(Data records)
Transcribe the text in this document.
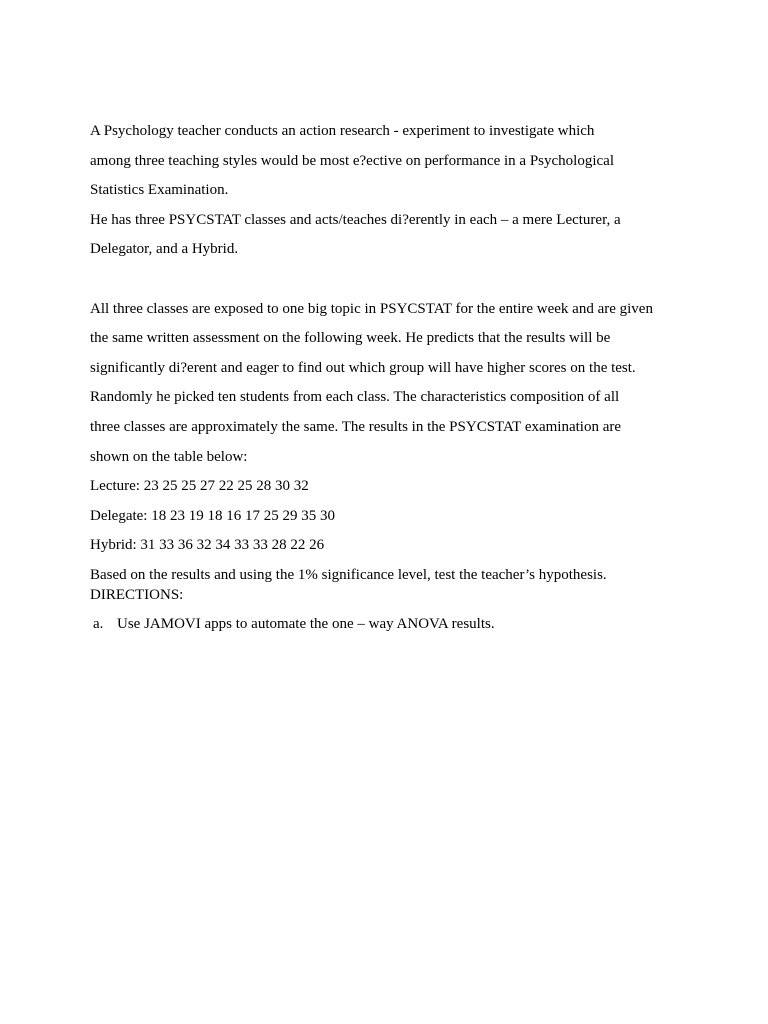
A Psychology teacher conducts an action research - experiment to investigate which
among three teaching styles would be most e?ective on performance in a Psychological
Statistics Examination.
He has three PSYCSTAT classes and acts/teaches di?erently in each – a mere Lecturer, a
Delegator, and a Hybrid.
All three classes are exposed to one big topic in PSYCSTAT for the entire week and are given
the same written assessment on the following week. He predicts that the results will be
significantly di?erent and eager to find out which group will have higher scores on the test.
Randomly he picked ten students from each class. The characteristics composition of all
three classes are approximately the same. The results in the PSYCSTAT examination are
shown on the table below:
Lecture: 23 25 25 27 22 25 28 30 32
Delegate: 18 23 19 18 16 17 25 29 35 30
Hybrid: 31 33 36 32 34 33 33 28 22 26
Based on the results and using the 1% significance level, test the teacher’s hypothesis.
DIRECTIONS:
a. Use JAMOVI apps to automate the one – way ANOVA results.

* Job
All of the data above should be transcribed verbatim, with pictures omitted.

* Response to the task
Transcribe the text in this document.
A Psychology teacher conducts an action research - experiment to investigate which
among three teaching styles would be most e?ective on performance in a Psychological
Statistics Examination.
He has three PSYCSTAT classes and acts/teaches di?erently in each – a mere Lecturer, a
Delegator, and a Hybrid.
All three classes are exposed to one big topic in PSYCSTAT for the entire week and are given
the same written assessment on the following week. He predicts that the results will be
significantly di?erent and eager to find out which group will have higher scores on the test.
Randomly he picked ten students from each class. The characteristics composition of all
three classes are approximately the same. The results in the PSYCSTAT examination are
shown on the table below:
Lecture: 23 25 25 27 22 25 28 30 32
Delegate: 18 23 19 18 16 17 25 29 35 30
Hybrid: 31 33 36 32 34 33 33 28 22 26
Based on the results and using the 1% significance level, test the teacher’s hypothesis.
DIRECTIONS:
a. Use JAMOVI apps to automate the one – way ANOVA results.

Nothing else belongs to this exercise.